**Data entries**
******************************
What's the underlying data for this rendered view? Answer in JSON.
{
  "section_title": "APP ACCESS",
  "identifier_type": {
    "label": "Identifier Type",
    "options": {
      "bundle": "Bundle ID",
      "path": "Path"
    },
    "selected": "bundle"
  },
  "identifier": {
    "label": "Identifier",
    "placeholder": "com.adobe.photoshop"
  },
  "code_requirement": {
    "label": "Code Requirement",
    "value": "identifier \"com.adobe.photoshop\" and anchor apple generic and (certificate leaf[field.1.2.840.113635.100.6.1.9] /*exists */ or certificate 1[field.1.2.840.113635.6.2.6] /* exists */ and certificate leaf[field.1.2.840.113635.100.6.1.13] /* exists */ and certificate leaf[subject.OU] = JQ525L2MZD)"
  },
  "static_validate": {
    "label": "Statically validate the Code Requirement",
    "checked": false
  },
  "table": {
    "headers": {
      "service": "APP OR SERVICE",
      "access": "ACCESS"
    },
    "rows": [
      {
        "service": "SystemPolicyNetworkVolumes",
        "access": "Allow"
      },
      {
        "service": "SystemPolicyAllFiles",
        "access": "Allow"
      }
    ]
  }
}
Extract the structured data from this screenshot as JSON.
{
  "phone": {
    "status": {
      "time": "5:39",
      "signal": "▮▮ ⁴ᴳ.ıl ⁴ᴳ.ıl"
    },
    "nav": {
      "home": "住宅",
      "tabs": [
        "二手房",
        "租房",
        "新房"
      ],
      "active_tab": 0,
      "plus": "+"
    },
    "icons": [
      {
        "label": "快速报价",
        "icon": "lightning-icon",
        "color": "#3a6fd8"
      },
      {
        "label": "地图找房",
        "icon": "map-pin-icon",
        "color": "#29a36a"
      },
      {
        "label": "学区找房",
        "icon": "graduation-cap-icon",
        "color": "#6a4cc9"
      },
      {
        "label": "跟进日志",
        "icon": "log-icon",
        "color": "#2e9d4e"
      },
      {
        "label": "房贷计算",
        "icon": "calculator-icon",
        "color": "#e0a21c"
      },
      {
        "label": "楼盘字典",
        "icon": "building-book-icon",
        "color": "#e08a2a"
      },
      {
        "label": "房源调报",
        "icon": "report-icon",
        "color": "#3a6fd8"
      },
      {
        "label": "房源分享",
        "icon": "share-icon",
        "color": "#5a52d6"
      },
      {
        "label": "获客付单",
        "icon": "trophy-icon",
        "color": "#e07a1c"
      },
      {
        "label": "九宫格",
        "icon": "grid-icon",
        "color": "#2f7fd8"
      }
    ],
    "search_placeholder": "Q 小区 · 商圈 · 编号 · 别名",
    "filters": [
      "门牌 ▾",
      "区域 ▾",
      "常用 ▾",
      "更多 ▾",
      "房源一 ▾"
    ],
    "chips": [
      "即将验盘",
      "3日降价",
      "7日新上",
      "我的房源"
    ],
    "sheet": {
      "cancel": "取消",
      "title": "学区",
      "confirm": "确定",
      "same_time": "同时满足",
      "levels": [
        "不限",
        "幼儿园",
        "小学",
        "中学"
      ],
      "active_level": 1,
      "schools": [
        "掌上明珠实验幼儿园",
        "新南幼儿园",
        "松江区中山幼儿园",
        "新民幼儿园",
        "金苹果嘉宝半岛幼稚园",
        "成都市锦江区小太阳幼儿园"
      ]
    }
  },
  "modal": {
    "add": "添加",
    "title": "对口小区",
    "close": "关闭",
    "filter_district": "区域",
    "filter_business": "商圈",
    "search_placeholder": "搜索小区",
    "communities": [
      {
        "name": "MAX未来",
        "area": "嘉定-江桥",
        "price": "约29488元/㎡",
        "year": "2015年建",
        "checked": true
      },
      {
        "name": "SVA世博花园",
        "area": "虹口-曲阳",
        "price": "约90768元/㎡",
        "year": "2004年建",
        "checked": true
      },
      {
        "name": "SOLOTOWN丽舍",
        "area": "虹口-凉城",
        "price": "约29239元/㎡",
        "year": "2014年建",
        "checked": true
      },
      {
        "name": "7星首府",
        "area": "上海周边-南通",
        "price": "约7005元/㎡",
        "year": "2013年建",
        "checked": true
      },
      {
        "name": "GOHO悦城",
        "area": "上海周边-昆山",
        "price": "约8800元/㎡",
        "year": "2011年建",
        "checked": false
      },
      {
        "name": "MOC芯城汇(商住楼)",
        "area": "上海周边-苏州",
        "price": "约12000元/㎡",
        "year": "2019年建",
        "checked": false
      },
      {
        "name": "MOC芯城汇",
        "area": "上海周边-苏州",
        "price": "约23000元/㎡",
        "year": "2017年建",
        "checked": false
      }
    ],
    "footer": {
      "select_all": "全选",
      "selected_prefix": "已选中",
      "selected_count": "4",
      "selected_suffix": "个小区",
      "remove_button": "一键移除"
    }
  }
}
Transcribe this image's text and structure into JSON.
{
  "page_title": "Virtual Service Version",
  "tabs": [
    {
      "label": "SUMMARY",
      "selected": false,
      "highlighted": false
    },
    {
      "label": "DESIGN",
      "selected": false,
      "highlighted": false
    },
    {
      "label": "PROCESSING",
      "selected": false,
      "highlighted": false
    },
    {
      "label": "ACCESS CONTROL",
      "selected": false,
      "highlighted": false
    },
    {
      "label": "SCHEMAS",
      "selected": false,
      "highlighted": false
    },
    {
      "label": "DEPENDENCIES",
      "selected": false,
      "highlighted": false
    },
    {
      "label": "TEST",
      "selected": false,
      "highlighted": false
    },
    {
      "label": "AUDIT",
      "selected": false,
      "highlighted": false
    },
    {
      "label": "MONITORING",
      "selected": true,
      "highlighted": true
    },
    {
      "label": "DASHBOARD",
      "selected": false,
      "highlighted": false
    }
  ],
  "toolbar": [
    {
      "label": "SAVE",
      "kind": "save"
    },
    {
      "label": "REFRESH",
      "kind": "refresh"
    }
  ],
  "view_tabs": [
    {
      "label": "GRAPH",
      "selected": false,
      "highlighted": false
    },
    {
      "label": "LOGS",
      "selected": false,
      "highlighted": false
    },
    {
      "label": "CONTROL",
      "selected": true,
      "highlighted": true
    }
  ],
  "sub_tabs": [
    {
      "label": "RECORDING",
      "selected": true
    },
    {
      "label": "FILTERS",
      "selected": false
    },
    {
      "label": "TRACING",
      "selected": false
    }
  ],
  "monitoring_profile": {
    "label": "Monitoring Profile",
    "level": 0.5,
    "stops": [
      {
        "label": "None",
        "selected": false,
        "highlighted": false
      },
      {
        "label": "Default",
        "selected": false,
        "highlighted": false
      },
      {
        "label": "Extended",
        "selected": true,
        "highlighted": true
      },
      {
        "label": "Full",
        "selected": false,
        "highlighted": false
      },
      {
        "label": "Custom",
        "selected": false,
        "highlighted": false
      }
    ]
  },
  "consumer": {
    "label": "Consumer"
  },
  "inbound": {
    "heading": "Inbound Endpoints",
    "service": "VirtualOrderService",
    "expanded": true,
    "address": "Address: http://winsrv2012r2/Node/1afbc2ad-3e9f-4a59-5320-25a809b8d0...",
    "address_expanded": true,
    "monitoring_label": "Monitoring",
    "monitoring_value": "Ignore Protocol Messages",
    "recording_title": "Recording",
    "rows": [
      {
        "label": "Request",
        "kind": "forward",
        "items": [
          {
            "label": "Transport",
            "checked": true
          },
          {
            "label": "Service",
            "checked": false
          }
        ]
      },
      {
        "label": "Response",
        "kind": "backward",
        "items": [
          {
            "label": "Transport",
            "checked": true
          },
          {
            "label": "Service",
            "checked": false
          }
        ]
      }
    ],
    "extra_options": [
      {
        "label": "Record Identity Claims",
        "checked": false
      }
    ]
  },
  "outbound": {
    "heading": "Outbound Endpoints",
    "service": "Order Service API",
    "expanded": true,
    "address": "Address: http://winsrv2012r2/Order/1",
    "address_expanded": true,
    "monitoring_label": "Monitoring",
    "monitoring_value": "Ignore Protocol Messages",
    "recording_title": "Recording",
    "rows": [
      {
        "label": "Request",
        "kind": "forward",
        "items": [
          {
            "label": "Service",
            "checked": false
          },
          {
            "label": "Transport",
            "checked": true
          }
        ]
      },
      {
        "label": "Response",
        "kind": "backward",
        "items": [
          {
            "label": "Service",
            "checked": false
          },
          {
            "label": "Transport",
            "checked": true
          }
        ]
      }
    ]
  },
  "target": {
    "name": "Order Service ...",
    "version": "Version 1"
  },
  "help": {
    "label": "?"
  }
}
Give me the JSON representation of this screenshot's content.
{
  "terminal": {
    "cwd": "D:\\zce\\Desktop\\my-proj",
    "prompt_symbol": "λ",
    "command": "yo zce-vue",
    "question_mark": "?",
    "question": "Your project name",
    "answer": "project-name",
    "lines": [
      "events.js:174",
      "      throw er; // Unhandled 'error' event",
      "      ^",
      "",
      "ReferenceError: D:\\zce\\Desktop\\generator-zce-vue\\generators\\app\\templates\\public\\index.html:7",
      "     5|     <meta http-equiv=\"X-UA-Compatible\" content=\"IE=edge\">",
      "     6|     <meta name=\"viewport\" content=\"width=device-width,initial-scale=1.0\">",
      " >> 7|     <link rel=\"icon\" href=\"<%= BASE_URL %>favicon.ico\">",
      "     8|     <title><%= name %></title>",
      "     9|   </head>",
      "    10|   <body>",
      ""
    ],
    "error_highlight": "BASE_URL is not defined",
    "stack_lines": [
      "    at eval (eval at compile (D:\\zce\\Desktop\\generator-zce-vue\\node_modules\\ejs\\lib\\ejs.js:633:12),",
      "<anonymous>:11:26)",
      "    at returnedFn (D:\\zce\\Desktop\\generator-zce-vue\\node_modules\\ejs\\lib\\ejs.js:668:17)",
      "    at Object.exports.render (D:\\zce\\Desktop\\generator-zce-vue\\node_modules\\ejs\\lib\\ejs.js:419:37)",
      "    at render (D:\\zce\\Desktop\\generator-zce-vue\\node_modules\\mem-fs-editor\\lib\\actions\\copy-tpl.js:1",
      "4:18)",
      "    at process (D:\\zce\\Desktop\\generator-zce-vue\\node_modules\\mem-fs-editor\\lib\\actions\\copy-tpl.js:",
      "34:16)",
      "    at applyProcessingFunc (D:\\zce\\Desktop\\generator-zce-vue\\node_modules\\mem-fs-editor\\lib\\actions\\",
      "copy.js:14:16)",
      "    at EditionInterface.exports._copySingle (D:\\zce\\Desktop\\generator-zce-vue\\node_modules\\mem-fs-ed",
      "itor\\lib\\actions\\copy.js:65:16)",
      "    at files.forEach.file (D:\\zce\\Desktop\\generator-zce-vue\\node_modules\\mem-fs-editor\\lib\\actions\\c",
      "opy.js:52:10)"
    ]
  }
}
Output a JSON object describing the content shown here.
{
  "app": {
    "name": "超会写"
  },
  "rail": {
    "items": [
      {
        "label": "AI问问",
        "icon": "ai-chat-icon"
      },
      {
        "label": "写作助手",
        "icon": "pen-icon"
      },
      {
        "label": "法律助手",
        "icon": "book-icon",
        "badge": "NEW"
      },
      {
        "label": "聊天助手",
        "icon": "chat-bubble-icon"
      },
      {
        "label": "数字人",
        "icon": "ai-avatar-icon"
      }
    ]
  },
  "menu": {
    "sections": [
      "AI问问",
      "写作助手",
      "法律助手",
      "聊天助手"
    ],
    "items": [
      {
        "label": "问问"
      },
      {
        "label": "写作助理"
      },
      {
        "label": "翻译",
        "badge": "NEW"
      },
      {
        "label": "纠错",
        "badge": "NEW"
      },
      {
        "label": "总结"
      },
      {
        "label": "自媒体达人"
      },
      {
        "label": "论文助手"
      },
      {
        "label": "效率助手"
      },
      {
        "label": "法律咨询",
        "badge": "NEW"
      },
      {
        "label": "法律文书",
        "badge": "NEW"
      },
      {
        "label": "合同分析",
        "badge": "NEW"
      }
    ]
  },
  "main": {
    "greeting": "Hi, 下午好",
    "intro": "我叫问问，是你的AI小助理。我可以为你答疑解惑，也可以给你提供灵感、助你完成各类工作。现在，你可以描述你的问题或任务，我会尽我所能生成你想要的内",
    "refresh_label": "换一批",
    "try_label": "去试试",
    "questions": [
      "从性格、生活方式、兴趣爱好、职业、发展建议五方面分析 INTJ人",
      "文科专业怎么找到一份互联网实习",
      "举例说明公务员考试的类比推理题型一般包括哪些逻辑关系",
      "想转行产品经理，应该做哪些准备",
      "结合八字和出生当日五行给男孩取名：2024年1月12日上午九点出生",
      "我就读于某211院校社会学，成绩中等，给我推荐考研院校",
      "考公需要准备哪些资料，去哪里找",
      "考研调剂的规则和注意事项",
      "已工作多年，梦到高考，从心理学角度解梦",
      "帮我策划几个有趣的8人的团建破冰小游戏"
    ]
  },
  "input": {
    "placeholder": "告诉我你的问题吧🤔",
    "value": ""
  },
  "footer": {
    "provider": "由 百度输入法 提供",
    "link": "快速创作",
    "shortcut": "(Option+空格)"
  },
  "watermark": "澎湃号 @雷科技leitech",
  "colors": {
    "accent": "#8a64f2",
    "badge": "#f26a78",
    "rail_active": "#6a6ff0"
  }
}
******************************
**Stated exercise**
Track down all lines above with the string "http" and copy them.

**Result for this task**
    "address": "Address: http://winsrv2012r2/Node/1afbc2ad-3e9f-4a59-5320-25a809b8d0...",
    "address": "Address: http://winsrv2012r2/Order/1",
      "     5|     <meta http-equiv=\"X-UA-Compatible\" content=\"IE=edge\">",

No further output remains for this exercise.